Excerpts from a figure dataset

****

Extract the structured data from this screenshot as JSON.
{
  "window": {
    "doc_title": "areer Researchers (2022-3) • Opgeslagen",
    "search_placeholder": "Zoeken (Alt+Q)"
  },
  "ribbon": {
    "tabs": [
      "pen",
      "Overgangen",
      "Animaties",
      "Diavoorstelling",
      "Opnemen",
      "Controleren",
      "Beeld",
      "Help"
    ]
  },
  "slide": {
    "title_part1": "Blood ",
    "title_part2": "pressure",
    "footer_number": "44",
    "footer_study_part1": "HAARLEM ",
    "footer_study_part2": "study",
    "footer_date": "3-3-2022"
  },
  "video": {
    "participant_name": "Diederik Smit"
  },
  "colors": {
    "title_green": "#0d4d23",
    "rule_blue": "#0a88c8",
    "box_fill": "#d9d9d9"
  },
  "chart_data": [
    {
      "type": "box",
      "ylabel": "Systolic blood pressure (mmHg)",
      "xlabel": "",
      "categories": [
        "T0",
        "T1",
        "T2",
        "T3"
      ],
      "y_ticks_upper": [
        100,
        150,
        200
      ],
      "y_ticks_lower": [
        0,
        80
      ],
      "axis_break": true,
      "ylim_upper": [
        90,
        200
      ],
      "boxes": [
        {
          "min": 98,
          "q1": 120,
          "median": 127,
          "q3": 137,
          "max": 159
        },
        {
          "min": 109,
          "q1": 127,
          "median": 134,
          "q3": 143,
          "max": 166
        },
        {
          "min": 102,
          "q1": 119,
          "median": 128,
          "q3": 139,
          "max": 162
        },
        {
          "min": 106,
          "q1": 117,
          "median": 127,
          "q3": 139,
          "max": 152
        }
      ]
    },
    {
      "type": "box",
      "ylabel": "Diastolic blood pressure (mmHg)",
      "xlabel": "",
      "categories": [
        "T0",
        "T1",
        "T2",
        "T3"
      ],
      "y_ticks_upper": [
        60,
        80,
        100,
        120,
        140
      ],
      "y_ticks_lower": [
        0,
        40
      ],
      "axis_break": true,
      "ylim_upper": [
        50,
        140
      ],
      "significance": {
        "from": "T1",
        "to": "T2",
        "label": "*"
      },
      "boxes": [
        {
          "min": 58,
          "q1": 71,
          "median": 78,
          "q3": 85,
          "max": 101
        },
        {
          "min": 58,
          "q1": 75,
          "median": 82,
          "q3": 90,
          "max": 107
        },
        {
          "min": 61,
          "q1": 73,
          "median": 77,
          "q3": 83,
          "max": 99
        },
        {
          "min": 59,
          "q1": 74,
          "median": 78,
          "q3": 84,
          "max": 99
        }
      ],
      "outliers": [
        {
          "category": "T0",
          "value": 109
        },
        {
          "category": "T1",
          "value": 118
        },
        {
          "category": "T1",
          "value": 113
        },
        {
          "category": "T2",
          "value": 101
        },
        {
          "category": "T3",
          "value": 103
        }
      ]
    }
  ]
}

****

What this task involves
Read the entries above, then pull out the lines that include "ylabel".

Solution to this problem
      "ylabel": "Systolic blood pressure (mmHg)",
      "ylabel": "Diastolic blood pressure (mmHg)",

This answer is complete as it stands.